Saved entries:
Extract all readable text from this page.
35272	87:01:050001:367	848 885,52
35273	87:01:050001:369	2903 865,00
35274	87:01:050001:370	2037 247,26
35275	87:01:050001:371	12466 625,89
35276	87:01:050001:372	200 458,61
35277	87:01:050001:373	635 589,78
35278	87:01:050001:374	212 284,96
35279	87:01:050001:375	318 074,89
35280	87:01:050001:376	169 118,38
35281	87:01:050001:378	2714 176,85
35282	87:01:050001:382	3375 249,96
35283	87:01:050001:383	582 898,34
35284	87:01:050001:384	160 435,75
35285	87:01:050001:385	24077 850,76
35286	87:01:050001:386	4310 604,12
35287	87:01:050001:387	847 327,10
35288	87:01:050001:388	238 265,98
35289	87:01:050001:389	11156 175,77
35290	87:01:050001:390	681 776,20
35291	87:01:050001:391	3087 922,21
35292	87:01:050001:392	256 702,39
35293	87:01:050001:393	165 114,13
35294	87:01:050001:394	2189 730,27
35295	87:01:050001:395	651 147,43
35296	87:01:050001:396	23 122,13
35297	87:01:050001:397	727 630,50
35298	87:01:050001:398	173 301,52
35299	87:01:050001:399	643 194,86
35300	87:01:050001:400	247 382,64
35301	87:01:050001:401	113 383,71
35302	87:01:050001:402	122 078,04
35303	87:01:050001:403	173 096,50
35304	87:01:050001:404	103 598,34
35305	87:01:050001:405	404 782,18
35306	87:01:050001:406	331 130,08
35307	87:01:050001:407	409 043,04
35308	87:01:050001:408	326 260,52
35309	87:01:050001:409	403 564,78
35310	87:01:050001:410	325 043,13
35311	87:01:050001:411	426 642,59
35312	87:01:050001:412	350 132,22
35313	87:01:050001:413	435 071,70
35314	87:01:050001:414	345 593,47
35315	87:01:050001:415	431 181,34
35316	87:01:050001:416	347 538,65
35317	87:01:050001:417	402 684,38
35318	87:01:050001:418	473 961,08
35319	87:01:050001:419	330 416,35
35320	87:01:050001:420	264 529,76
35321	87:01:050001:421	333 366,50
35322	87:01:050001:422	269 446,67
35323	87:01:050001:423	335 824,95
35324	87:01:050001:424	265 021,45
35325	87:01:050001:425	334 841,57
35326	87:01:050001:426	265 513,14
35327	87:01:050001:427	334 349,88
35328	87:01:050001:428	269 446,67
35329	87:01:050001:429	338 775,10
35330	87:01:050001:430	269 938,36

• What this task involves
Copy out the whole listing exactly as written.

• Result for this exercise
Extract all readable text from this page.
35272	87:01:050001:367	848 885,52
35273	87:01:050001:369	2903 865,00
35274	87:01:050001:370	2037 247,26
35275	87:01:050001:371	12466 625,89
35276	87:01:050001:372	200 458,61
35277	87:01:050001:373	635 589,78
35278	87:01:050001:374	212 284,96
35279	87:01:050001:375	318 074,89
35280	87:01:050001:376	169 118,38
35281	87:01:050001:378	2714 176,85
35282	87:01:050001:382	3375 249,96
35283	87:01:050001:383	582 898,34
35284	87:01:050001:384	160 435,75
35285	87:01:050001:385	24077 850,76
35286	87:01:050001:386	4310 604,12
35287	87:01:050001:387	847 327,10
35288	87:01:050001:388	238 265,98
35289	87:01:050001:389	11156 175,77
35290	87:01:050001:390	681 776,20
35291	87:01:050001:391	3087 922,21
35292	87:01:050001:392	256 702,39
35293	87:01:050001:393	165 114,13
35294	87:01:050001:394	2189 730,27
35295	87:01:050001:395	651 147,43
35296	87:01:050001:396	23 122,13
35297	87:01:050001:397	727 630,50
35298	87:01:050001:398	173 301,52
35299	87:01:050001:399	643 194,86
35300	87:01:050001:400	247 382,64
35301	87:01:050001:401	113 383,71
35302	87:01:050001:402	122 078,04
35303	87:01:050001:403	173 096,50
35304	87:01:050001:404	103 598,34
35305	87:01:050001:405	404 782,18
35306	87:01:050001:406	331 130,08
35307	87:01:050001:407	409 043,04
35308	87:01:050001:408	326 260,52
35309	87:01:050001:409	403 564,78
35310	87:01:050001:410	325 043,13
35311	87:01:050001:411	426 642,59
35312	87:01:050001:412	350 132,22
35313	87:01:050001:413	435 071,70
35314	87:01:050001:414	345 593,47
35315	87:01:050001:415	431 181,34
35316	87:01:050001:416	347 538,65
35317	87:01:050001:417	402 684,38
35318	87:01:050001:418	473 961,08
35319	87:01:050001:419	330 416,35
35320	87:01:050001:420	264 529,76
35321	87:01:050001:421	333 366,50
35322	87:01:050001:422	269 446,67
35323	87:01:050001:423	335 824,95
35324	87:01:050001:424	265 021,45
35325	87:01:050001:425	334 841,57
35326	87:01:050001:426	265 513,14
35327	87:01:050001:427	334 349,88
35328	87:01:050001:428	269 446,67
35329	87:01:050001:429	338 775,10
35330	87:01:050001:430	269 938,36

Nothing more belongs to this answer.